CHALLENGE. The entries below should be quoted exactly, with no pictures carried over.

EXTRACTED INFORMATION.
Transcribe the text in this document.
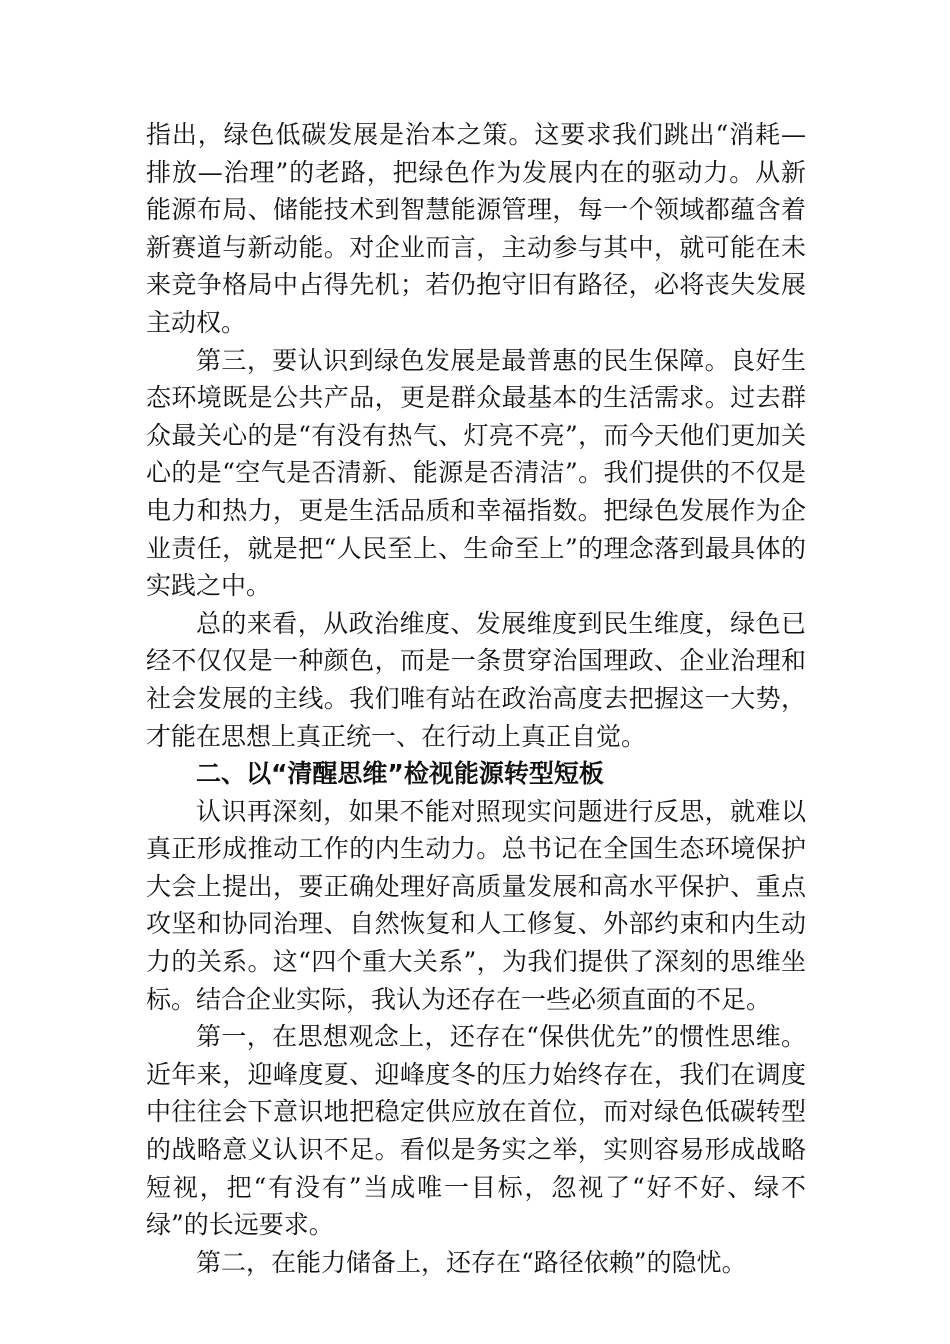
指出，绿色低碳发展是治本之策。这要求我们跳出“消耗—排放—治理”的老路，把绿色作为发展内在的驱动力。从新能源布局、储能技术到智慧能源管理，每一个领域都蕴含着新赛道与新动能。对企业而言，主动参与其中，就可能在未来竞争格局中占得先机；若仍抱守旧有路径，必将丧失发展主动权。

第三，要认识到绿色发展是最普惠的民生保障。良好生态环境既是公共产品，更是群众最基本的生活需求。过去群众最关心的是“有没有热气、灯亮不亮”，而今天他们更加关心的是“空气是否清新、能源是否清洁”。我们提供的不仅是电力和热力，更是生活品质和幸福指数。把绿色发展作为企业责任，就是把“人民至上、生命至上”的理念落到最具体的实践之中。

总的来看，从政治维度、发展维度到民生维度，绿色已经不仅仅是一种颜色，而是一条贯穿治国理政、企业治理和社会发展的主线。我们唯有站在政治高度去把握这一大势，才能在思想上真正统一、在行动上真正自觉。

二、以“清醒思维”检视能源转型短板

认识再深刻，如果不能对照现实问题进行反思，就难以真正形成推动工作的内生动力。总书记在全国生态环境保护大会上提出，要正确处理好高质量发展和高水平保护、重点攻坚和协同治理、自然恢复和人工修复、外部约束和内生动力的关系。这“四个重大关系”，为我们提供了深刻的思维坐标。结合企业实际，我认为还存在一些必须直面的不足。

第一，在思想观念上，还存在“保供优先”的惯性思维。近年来，迎峰度夏、迎峰度冬的压力始终存在，我们在调度中往往会下意识地把稳定供应放在首位，而对绿色低碳转型的战略意义认识不足。看似是务实之举，实则容易形成战略短视，把“有没有”当成唯一目标，忽视了“好不好、绿不绿”的长远要求。

第二，在能力储备上，还存在“路径依赖”的隐忧。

SOLUTION FOR THIS PROBLEM.
Transcribe the text in this document.
指出，绿色低碳发展是治本之策。这要求我们跳出“消耗—排放—治理”的老路，把绿色作为发展内在的驱动力。从新能源布局、储能技术到智慧能源管理，每一个领域都蕴含着新赛道与新动能。对企业而言，主动参与其中，就可能在未来竞争格局中占得先机；若仍抱守旧有路径，必将丧失发展主动权。

第三，要认识到绿色发展是最普惠的民生保障。良好生态环境既是公共产品，更是群众最基本的生活需求。过去群众最关心的是“有没有热气、灯亮不亮”，而今天他们更加关心的是“空气是否清新、能源是否清洁”。我们提供的不仅是电力和热力，更是生活品质和幸福指数。把绿色发展作为企业责任，就是把“人民至上、生命至上”的理念落到最具体的实践之中。

总的来看，从政治维度、发展维度到民生维度，绿色已经不仅仅是一种颜色，而是一条贯穿治国理政、企业治理和社会发展的主线。我们唯有站在政治高度去把握这一大势，才能在思想上真正统一、在行动上真正自觉。

二、以“清醒思维”检视能源转型短板

认识再深刻，如果不能对照现实问题进行反思，就难以真正形成推动工作的内生动力。总书记在全国生态环境保护大会上提出，要正确处理好高质量发展和高水平保护、重点攻坚和协同治理、自然恢复和人工修复、外部约束和内生动力的关系。这“四个重大关系”，为我们提供了深刻的思维坐标。结合企业实际，我认为还存在一些必须直面的不足。

第一，在思想观念上，还存在“保供优先”的惯性思维。近年来，迎峰度夏、迎峰度冬的压力始终存在，我们在调度中往往会下意识地把稳定供应放在首位，而对绿色低碳转型的战略意义认识不足。看似是务实之举，实则容易形成战略短视，把“有没有”当成唯一目标，忽视了“好不好、绿不绿”的长远要求。

第二，在能力储备上，还存在“路径依赖”的隐忧。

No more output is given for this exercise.